--- TEXT SECTION ---
SK: A meaningful award is citation by other scholars, which is what the Current Contents award
was. I discovered recently that I am the most cited author in second language acquisition
research, but before I start feeling good about this, I suspect that a large percentage of the
citations are criticisms and attacks.
KS: You have had 530+ publications (excluding conference proceedings) within your 48 years of research activity.
Of these publications, about 350 are authored by you only and the rest with your colleagues. This means that on
average you have produced 11 publications every year, that is almost one per month. This is a quantity to be highly
proud of and a number that beats all other numbers. Indeed more than 200 publications have appeared after your
retirement when you perhaps needed more rest and were most probably not required by your institution to continue
your full time writing career. Could you first of all share with us how you have managed to produce this bulk of
knowledge and what sorts of issues you have promoted in your writings? It seems that you were writing around the
clock. Has this left any time to attend to your social and family life? Any hobbies you have?
SK: Like most people I spend lots of time with family, and I have hobbies: music (piano) and
lifting weights. I used to do martial arts but have not had time for this in the last few years.
Secrets of productivity: (1) write short papers, don’t waste time with long introductions and
sermons about what should be done. (2) do secondary and meta-analyses, not just primary
studies. (3) with primary studies, I work with co-authors.
My post-retirement productivity is about the same as my productivity before retiring, which is
typical of productive scholars. (See research on productivity and age, discussed in D. K.
Simonton, 1988, Scientific Genius: A Psychology of Science, Cambridge University Press, chapter
4, especially pp 76-77).
Iranian Journal of Language Teaching Research 7(2), (July, 2019) 147-152 149
KS: Your earlier publications have focused on psycho/neuro-linguistic issues such as left-right brain differences and
the critical period hypothesis as well linguistic development in children. Then you have concentrated on adult second
language acquisition as well as bilingual education. And most of your recent research has centered on learning
language and especially implicit learning of vocabulary through reading. You have also devoted some attention to
writing but less on listening. Would you please explain if these changes in foci show shifts in your research
paradigm or are these research lines related to one another connecting to a larger theme?
---
◆ **PROBLEMS TO WORK ON**
a) In the interview text, which two hobbies does the interviewee currently name?
b) Please continue the interview text from the point where it stops.
The records come from a separate source.
--- EXTRACTED INFORMATION ---
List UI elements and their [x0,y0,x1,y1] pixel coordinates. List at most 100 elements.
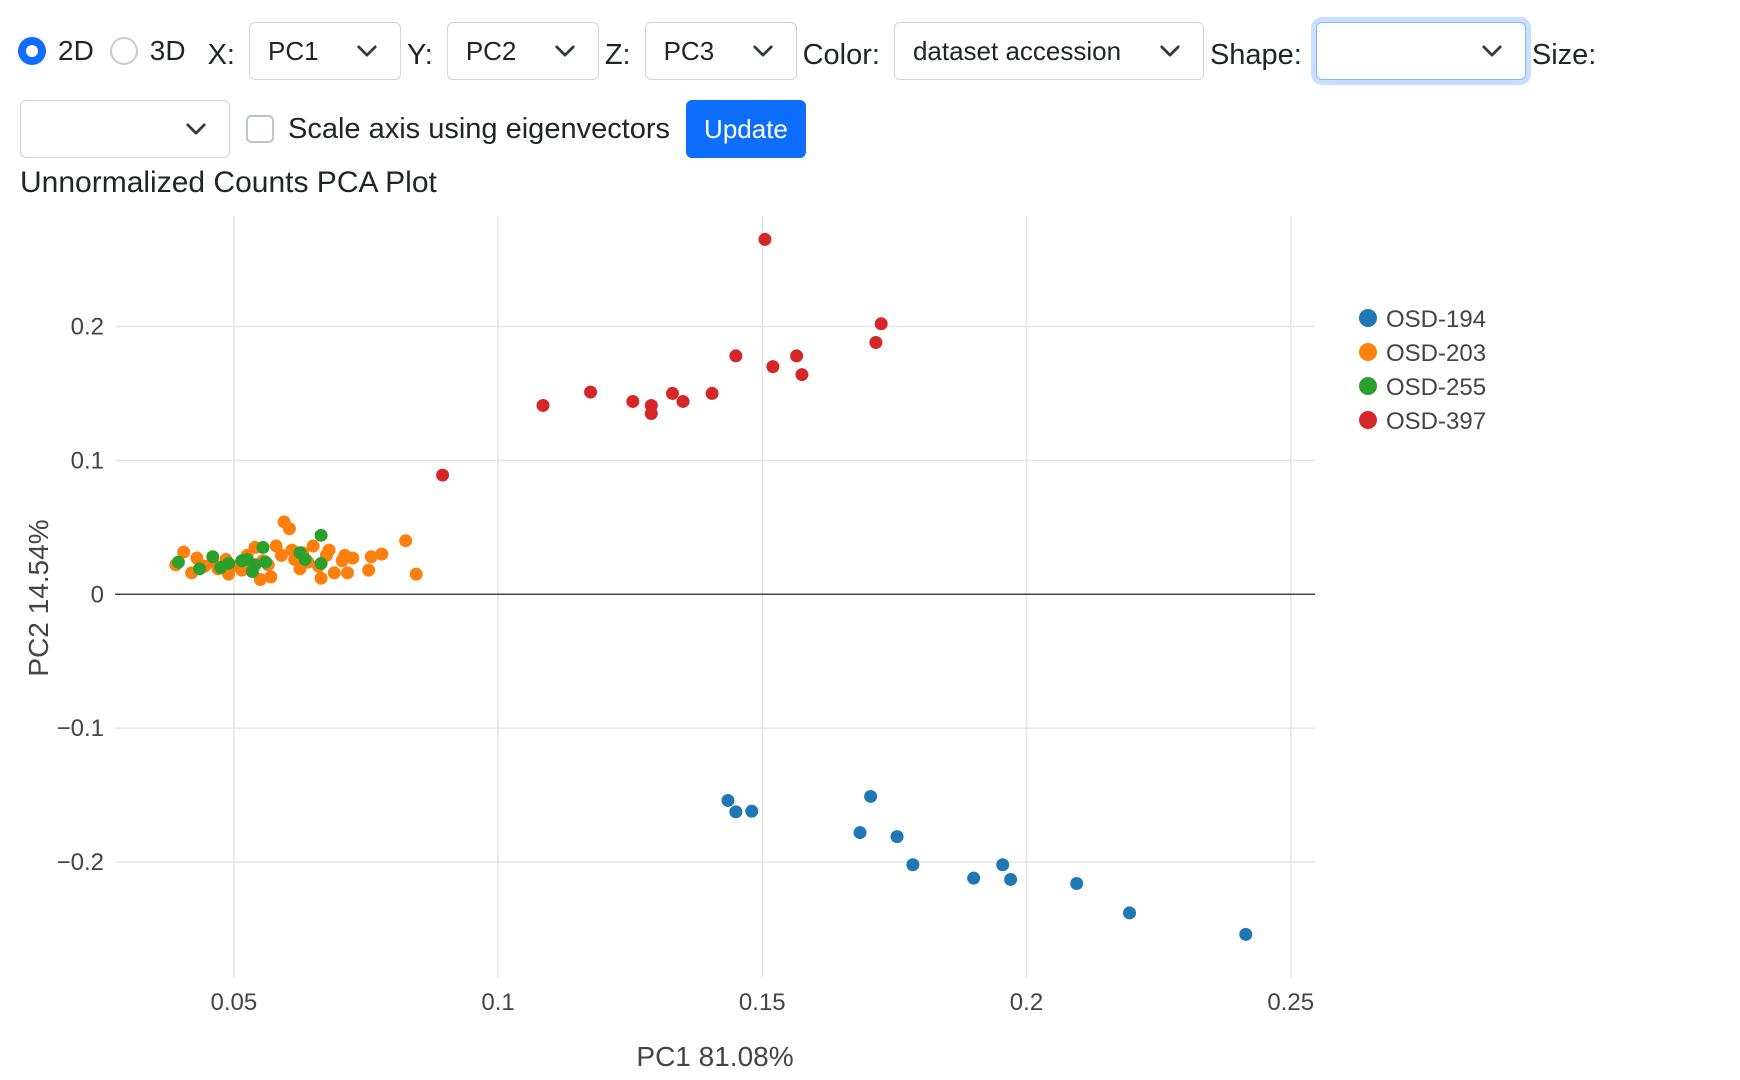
data-point[interactable] [853,826,867,840]
data-point[interactable] [335,554,349,568]
data-point[interactable] [230,559,244,573]
data-point[interactable] [259,555,273,569]
data-point[interactable] [248,540,262,554]
data-point[interactable] [314,571,328,585]
data-point[interactable] [211,562,225,576]
data-point[interactable] [319,548,333,562]
data-point[interactable] [626,394,640,408]
data-point[interactable] [346,551,360,565]
data-point[interactable] [311,559,325,573]
data-point[interactable] [729,349,743,363]
update-button[interactable]: Update [686,100,806,158]
data-point[interactable] [314,556,328,570]
data-point[interactable] [745,804,759,818]
data-point[interactable] [190,551,204,565]
data-point[interactable] [644,398,658,412]
data-point[interactable] [198,559,212,573]
data-point[interactable] [1239,927,1253,941]
y-axis-select[interactable]: PC2 [446,22,599,80]
data-point[interactable] [1004,872,1018,886]
data-point[interactable] [890,830,904,844]
data-point[interactable] [399,534,413,548]
data-point[interactable] [306,539,320,553]
data-point[interactable] [298,552,312,566]
data-point[interactable] [235,563,249,577]
data-point[interactable] [327,566,341,580]
data-point[interactable] [169,558,183,572]
data-point[interactable] [362,563,376,577]
data-point[interactable] [282,522,296,536]
data-point[interactable] [288,552,302,566]
mode-3d-radio[interactable] [109,37,138,65]
data-point[interactable] [177,545,191,559]
data-point[interactable] [193,562,207,576]
legend[interactable]: OSD-194 OSD-203 OSD-255 OSD-397 [1359,306,1486,435]
data-point[interactable] [296,546,310,560]
data-point[interactable] [256,554,270,568]
data-point[interactable] [536,398,550,412]
data-point[interactable] [340,566,354,580]
data-point[interactable] [285,543,299,557]
data-point[interactable] [729,805,743,819]
data-point[interactable] [293,562,307,576]
data-point[interactable] [874,317,888,331]
data-point[interactable] [322,543,336,557]
data-point[interactable] [314,528,328,542]
data-point[interactable] [1070,876,1084,890]
data-point[interactable] [766,360,780,374]
x-axis-select[interactable]: PC1 [249,22,401,80]
data-point[interactable] [338,548,352,562]
mode-3d-option[interactable]: 3D [109,35,192,67]
data-point[interactable] [293,546,307,560]
data-point[interactable] [253,573,267,587]
scale-axis-checkbox[interactable] [246,115,274,143]
data-point[interactable] [206,555,220,569]
data-point[interactable] [261,558,275,572]
mode-2d-option[interactable]: 2D [18,35,100,67]
data-point[interactable] [256,540,270,554]
data-point[interactable] [906,858,920,872]
data-point[interactable] [676,394,690,408]
z-axis-select[interactable]: PC3 [644,22,797,80]
data-point[interactable] [721,793,735,807]
size-select[interactable] [20,100,230,158]
legend-item[interactable]: OSD-194 [1359,306,1486,333]
data-point[interactable] [219,552,233,566]
data-point[interactable] [967,871,981,885]
data-point[interactable] [375,547,389,561]
data-point[interactable] [758,232,772,246]
data-point[interactable] [277,515,291,529]
legend-item[interactable]: OSD-255 [1359,374,1486,401]
data-point[interactable] [584,385,598,399]
data-point[interactable] [206,550,220,564]
data-point[interactable] [240,552,254,566]
data-point[interactable] [790,349,804,363]
data-point[interactable] [274,548,288,562]
data-point[interactable] [705,386,719,400]
data-point[interactable] [264,570,278,584]
mode-2d-radio[interactable] [18,37,46,65]
data-point[interactable] [301,555,315,569]
data-point[interactable] [185,566,199,580]
data-point[interactable] [1123,906,1137,920]
data-point[interactable] [222,567,236,581]
color-select[interactable]: dataset accession [893,22,1204,80]
data-point[interactable] [222,556,236,570]
data-point[interactable] [243,556,257,570]
data-point[interactable] [864,789,878,803]
data-point[interactable] [665,386,679,400]
data-point[interactable] [248,558,262,572]
data-point[interactable] [364,550,378,564]
data-point[interactable] [214,560,228,574]
data-point[interactable] [436,468,450,482]
data-point[interactable] [409,567,423,581]
data-point[interactable] [795,368,809,382]
data-point[interactable] [869,336,883,350]
legend-item[interactable]: OSD-203 [1359,340,1486,367]
data-point[interactable] [245,564,259,578]
data-point[interactable] [235,554,249,568]
data-point[interactable] [644,406,658,420]
data-point[interactable] [240,548,254,562]
data-point[interactable] [996,858,1010,872]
---
◆ **REPLIES**
a) Music (piano) and lifting weights.

b)
SK: Since 1975 my work has been mostly focused on one theme: The Comprehension
Hypothesis and its related hypotheses. I have also worked in the area of writing, specifically the
idea that writing does not cause language acquisition but can have a profound effect on cognitive
development: writing can make you smarter. The key to this is revision and the idea that in
writing, meaning is not what you start out with but what you end up with (see especially Elbow,
P. 1972. Writing without Teachers. New York: Oxford University Press).
KS: Your publications introduce and some of them follow up the theories you have put forth. Some of the most
famous hypotheses you have proposed are the monitor model, the input hypothesis, and the comprehension
hypothesis. Could you please briefly tell us the gist of these theories and in what ways they are different from one
another.
SK: I don’t use the term “Monitor Model” any more, for two reasons: (1) I prefer the terms
“hypothesis” and “theory” over “model”: I am stating testable hypotheses which can be
disproven. A “model” is a pedagogical device for understanding a concept, eg water flowing
through a pipe is a model for electricity. We don’t expect it to be a 100% accurate description,
but it helps us understand a phenomenon. (2) The Monitor deals with the use of consciously
learned grammar. It is still a major part of the theory, but it is not the only part, and is not the
core: The core is the Comprehension Hypothesis.
KS: One important distinction you make in your works is the distinction between language learning and language
acquisition. Could you give us more information on what the differences are and whether learning can lead to
acquisition?
SK: Others have made similar distinctions in language acquisition and in other fields. When we
“learn” a rule we know it consciously. “Acquisition” is a subconscious process: While it is
happening, you don’t know it is happening. Also, once something is acquired you are often not
aware that anything has happened: The knowledge is represented subconsciously in your mind.
For linguists working in Chomskian tradition, the task of linguistics is to describe this “tacit”
knowledge. This has great value for linguistic theory, but not for language education, other than
showing that many rules are too complicated to consciously learn, and that there are many rules
that we haven’t yet described.
Traditional language teaching has assumed that learning can “become” acquisition: it assumes
that we acquire language by consciously learning rules and vocabulary, practicing them over and
over in output, and getting our errors corrected. This, it is assumed, eventually results in our
“internalizing” the rules, and the ability to use the language. I have called this the “Skill-Building
Hypothesis.” It puts conscious learning at the core of language teaching.
150 Iranian Journal of Language Teaching Research 7(2), (July, 2019) 147-152
The opposing hypothesis, the Comprehension Hypothesis, puts subconscious acquisition at the
core. We acquire language by getting comprehensible input (from e.g. hearing stories, listening to
what others say in conversations, reading), and this results in language acquisition. Consciously
learned knowledge plays only a peripheral rule: It can be used as a Monitor, or editor – we can
correct our spoken or written output using consciously learned rules. (This is, however, very hard
to do: to apply grammar rules, we have to know the rule, have time to apply it, and be thinking
about correctness. This rarely happens in real life. It happens all the time on grammar tests,
however.)
KS: What do you think is the relationship between second language acquisition and language teaching? If language
teaching leads to the development of explicit knowledge, then how does language education have a role to play in
second language acquisition?
SK: I think that language education is gradually changing, moving towards methods that include
and sometimes even focus on interesting and comprehensible messages. The research shows they
are more effective than traditional methodology and students react very positively.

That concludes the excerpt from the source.